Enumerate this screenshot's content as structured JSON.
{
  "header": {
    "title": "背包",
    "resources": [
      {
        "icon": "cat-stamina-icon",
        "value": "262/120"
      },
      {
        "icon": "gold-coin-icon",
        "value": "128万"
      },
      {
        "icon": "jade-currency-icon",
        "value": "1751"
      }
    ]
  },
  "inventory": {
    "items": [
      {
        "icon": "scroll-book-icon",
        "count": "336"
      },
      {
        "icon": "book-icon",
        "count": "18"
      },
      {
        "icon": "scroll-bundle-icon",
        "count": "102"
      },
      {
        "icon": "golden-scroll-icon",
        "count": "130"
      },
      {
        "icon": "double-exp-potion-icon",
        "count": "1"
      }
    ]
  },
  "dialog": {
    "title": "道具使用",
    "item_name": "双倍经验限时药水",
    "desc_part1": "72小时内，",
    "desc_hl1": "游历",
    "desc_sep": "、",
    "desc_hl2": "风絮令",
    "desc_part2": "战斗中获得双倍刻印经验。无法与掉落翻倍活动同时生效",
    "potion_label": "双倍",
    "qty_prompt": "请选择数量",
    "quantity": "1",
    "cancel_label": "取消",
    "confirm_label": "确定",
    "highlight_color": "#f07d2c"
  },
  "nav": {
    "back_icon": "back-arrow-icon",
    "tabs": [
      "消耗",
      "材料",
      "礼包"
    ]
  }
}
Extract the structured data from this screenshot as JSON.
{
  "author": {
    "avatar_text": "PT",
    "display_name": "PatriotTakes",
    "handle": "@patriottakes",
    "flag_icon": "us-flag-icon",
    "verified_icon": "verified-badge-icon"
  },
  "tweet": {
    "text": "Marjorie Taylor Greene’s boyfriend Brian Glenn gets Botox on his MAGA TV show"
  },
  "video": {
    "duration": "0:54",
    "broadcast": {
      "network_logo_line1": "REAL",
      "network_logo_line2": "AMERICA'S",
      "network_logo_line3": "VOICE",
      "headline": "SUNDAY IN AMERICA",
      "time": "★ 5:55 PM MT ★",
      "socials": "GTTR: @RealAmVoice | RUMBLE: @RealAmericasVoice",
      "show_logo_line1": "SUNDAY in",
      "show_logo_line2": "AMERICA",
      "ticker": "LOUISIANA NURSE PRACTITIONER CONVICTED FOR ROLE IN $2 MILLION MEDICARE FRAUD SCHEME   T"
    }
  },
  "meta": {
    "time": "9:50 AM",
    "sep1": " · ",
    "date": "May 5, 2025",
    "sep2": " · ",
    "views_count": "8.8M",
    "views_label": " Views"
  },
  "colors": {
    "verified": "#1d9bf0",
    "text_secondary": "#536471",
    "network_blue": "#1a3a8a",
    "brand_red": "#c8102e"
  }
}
· · · · ·
• **SHORT EXERCISE**
List all lines holding the string "SUNDAY".

• **CORRECT RESULT**
      "headline": "SUNDAY IN AMERICA",
      "show_logo_line1": "SUNDAY in",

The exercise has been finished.